Bem nutridos pela cozinha divinarretada de Cícera e ao saber dos drinks preparados pelas black barwomans da casa, ativistas em ação na periferia, nos campus e na cultura buscaram compreender os aspectos a serem levados em conta para a necessária mudança de argumentos no pós-golpe, pois, como pontuou Rosane Borges, “os racistas, fascistas e machistas já passaram”, tornando-se necessário pensar as estratégias para frear a marcha destes grupos e impedir a cassação de direitos conquistados nos últimos anos. A reflexão envolveu jovens engajados em diferentes frentes de militância, lideranças comunitárias periféricas, estudantes, pesquisadores e profissionais como a jornalista Sandra Campos, o historiador e pesquisador Salloma Salomão, a atriz Dirce Thomás, os escritores e editores dos Cadernos Negros, Esmeralda Ribeiro e Márcio Barbosa.

## DADOS FORNECIDOS
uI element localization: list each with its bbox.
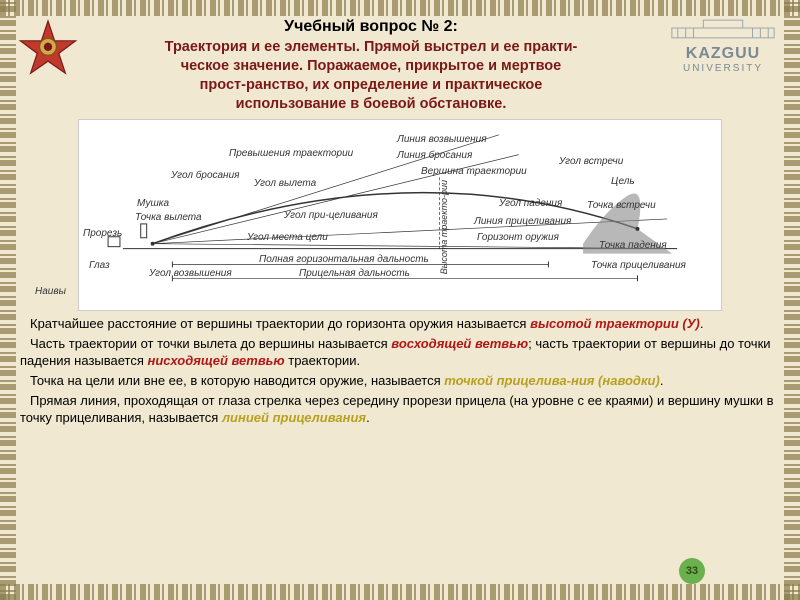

## EXERCÍCIO PROPOSTO
Transcreva do trecho, sem nenhuma alteração, a passagem que começa em "Bem nutridos pela" e segue até "e Márcio Barbosa.".

## RESOLUÇÃO DA TAREFA
Bem nutridos pela cozinha divinarretada de Cícera e ao saber dos drinks preparados pelas black barwomans da casa, ativistas em ação na periferia, nos campus e na cultura buscaram compreender os aspectos a serem levados em conta para a necessária mudança de argumentos no pós-golpe, pois, como pontuou Rosane Borges, “os racistas, fascistas e machistas já passaram”, tornando-se necessário pensar as estratégias para frear a marcha destes grupos e impedir a cassação de direitos conquistados nos últimos anos. A reflexão envolveu jovens engajados em diferentes frentes de militância, lideranças comunitárias periféricas, estudantes, pesquisadores e profissionais como a jornalista Sandra Campos, o historiador e pesquisador Salloma Salomão, a atriz Dirce Thomás, os escritores e editores dos Cadernos Negros, Esmeralda Ribeiro e Márcio Barbosa.